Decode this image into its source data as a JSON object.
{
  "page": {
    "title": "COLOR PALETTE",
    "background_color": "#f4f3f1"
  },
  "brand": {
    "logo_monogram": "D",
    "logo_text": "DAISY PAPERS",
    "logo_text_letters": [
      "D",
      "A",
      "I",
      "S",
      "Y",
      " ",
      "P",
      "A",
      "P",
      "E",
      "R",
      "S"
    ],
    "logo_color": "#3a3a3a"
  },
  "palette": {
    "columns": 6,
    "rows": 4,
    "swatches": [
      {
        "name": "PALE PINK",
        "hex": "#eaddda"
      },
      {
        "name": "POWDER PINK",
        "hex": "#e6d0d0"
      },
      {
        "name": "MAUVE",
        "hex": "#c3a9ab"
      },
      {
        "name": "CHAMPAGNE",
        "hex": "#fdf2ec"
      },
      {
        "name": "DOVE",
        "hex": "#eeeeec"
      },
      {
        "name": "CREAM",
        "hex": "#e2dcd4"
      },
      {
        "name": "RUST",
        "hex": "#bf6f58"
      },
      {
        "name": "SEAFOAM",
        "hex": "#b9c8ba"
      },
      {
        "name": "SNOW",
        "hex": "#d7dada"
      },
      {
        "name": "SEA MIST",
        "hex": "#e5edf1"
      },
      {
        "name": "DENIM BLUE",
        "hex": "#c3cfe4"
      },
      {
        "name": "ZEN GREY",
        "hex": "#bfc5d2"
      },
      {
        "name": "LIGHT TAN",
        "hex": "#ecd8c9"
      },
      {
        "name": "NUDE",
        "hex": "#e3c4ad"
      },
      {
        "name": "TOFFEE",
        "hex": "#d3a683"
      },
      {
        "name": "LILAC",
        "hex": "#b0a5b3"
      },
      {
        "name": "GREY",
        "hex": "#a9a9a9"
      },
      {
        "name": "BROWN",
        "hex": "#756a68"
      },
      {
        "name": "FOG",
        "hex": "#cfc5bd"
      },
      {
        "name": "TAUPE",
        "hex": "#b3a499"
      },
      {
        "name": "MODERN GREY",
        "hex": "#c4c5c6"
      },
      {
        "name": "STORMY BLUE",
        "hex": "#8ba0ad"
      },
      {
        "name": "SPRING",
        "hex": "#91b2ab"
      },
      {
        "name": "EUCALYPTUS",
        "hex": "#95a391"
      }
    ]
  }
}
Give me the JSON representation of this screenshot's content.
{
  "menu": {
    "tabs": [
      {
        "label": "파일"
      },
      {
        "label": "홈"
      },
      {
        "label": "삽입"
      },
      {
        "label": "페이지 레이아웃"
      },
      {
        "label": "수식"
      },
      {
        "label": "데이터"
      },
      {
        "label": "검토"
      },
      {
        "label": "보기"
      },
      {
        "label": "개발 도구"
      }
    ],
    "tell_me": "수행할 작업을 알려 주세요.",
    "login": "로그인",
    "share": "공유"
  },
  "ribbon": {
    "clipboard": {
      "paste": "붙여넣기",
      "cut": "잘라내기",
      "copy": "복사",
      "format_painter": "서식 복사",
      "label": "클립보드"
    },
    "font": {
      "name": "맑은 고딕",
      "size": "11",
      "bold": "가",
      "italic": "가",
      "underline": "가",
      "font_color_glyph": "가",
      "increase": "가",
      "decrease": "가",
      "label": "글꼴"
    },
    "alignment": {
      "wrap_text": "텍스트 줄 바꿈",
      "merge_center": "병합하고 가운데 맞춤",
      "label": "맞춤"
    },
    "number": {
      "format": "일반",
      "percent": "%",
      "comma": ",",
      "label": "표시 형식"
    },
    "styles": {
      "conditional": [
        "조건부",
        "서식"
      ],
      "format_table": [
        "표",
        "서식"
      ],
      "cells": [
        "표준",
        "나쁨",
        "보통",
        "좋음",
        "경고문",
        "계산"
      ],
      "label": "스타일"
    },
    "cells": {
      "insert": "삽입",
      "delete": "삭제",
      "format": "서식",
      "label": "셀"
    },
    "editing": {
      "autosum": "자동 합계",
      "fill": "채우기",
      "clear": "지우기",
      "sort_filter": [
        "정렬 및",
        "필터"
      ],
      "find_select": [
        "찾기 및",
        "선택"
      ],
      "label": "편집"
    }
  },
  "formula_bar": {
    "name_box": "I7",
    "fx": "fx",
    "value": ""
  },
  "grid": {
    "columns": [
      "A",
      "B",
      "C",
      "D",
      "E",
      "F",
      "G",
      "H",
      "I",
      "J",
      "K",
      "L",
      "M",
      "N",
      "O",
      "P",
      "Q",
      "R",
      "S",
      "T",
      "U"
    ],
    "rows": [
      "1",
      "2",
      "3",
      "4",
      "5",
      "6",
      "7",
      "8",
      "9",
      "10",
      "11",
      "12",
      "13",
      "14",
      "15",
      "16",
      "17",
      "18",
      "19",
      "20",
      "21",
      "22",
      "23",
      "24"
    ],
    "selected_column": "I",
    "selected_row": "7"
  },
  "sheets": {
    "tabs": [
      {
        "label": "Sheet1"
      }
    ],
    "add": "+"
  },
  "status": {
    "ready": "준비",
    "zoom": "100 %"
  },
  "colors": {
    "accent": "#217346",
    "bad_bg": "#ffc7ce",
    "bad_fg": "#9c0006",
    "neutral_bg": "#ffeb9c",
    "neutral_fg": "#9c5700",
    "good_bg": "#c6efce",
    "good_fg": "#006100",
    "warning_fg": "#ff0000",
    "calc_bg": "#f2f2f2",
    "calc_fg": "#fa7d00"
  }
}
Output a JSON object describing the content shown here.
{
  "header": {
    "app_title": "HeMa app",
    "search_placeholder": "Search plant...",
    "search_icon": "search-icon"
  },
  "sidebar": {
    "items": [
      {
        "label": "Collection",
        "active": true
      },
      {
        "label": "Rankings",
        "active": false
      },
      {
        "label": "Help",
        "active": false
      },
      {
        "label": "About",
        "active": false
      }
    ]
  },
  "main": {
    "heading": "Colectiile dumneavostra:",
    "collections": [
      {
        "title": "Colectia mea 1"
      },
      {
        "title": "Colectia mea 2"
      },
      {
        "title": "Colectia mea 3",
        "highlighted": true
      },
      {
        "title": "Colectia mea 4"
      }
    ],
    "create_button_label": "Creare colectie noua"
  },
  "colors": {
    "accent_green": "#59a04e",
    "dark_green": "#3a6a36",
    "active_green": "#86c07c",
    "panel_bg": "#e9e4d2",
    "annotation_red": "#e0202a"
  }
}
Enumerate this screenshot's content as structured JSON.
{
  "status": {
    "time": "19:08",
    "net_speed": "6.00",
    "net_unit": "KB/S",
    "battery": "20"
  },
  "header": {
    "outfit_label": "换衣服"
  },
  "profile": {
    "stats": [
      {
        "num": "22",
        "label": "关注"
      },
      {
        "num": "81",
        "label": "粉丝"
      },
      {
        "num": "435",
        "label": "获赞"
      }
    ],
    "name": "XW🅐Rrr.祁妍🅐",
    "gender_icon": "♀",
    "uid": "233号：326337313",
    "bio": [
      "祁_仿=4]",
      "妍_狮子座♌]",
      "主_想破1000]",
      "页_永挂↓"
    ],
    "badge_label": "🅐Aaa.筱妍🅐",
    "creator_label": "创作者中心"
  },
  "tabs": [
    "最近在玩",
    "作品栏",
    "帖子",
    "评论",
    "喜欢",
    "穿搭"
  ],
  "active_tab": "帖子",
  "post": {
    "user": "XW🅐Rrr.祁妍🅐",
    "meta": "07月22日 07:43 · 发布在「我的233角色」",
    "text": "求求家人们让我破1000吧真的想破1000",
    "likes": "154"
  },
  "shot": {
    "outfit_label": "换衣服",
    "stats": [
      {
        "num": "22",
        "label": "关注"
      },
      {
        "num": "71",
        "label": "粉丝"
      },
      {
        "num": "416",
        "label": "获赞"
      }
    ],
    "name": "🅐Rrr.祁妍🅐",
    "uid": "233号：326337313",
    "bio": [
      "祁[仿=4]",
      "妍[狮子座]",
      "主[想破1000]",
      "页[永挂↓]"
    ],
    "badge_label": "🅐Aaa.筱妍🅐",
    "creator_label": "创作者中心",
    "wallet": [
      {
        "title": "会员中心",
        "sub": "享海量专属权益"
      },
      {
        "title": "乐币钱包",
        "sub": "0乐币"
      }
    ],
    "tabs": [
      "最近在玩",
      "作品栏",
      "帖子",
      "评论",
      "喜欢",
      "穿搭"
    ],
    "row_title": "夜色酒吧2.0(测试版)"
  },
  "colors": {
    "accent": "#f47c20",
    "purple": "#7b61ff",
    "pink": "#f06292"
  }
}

---------------

§ Requirement
Copy all lines from the listing that contain "GREY".

§ Written response
        "name": "ZEN GREY",
        "name": "GREY",
        "name": "MODERN GREY",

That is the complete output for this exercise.